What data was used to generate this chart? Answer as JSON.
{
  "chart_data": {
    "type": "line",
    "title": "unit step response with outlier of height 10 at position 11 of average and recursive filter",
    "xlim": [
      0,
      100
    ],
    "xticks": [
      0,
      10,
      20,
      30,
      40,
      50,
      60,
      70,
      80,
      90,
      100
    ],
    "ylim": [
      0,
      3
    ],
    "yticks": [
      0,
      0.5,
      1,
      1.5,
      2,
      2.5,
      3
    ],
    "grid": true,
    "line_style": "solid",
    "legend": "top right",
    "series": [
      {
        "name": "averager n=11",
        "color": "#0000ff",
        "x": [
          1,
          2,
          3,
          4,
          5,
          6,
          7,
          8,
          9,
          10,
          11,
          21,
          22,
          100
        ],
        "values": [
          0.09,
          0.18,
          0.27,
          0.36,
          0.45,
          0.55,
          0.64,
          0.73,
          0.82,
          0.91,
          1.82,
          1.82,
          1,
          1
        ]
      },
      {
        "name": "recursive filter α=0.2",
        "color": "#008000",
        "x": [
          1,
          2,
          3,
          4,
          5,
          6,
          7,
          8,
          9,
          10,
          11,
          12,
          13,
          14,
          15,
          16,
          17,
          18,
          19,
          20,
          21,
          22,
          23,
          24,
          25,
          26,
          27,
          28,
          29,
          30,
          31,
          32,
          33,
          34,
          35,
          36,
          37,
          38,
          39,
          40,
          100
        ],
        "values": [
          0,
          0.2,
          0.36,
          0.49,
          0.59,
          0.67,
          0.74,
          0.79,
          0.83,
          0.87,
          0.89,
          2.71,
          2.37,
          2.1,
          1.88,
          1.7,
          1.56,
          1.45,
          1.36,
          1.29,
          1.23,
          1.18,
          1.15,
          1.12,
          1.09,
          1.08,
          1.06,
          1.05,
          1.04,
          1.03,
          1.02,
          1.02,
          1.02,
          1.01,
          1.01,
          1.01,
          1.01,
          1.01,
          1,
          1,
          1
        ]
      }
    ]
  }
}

_ _ _ _ _

In the records, locate each line holding the string "recursive" and copy it.

FINISHED ANSWER:
    "title": "unit step response with outlier of height 10 at position 11 of average and recursive filter",
        "name": "recursive filter α=0.2",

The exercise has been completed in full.